[BEGIN GIVEN DATA]

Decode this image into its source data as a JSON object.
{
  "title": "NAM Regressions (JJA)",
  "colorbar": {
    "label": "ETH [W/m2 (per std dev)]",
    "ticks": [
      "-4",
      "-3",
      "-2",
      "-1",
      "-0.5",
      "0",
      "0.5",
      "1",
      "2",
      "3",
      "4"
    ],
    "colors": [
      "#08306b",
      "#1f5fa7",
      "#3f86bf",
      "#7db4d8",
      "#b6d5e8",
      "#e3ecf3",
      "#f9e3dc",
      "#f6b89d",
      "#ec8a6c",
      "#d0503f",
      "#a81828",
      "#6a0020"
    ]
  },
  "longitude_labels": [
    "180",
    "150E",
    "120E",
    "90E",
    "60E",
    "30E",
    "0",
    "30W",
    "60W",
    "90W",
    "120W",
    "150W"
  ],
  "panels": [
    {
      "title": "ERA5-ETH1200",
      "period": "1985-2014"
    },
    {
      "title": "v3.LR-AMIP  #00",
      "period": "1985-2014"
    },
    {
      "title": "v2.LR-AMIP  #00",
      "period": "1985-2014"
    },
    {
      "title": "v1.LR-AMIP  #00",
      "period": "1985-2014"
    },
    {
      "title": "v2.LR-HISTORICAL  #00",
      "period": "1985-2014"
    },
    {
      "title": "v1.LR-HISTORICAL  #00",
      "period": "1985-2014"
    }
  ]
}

[END GIVEN DATA]

YOUR TASK:
Pick out all the lines with the word "HISTORICAL" in them and copy them.

OUTPUT OF THE TASK:
      "title": "v2.LR-HISTORICAL  #00",
      "title": "v1.LR-HISTORICAL  #00",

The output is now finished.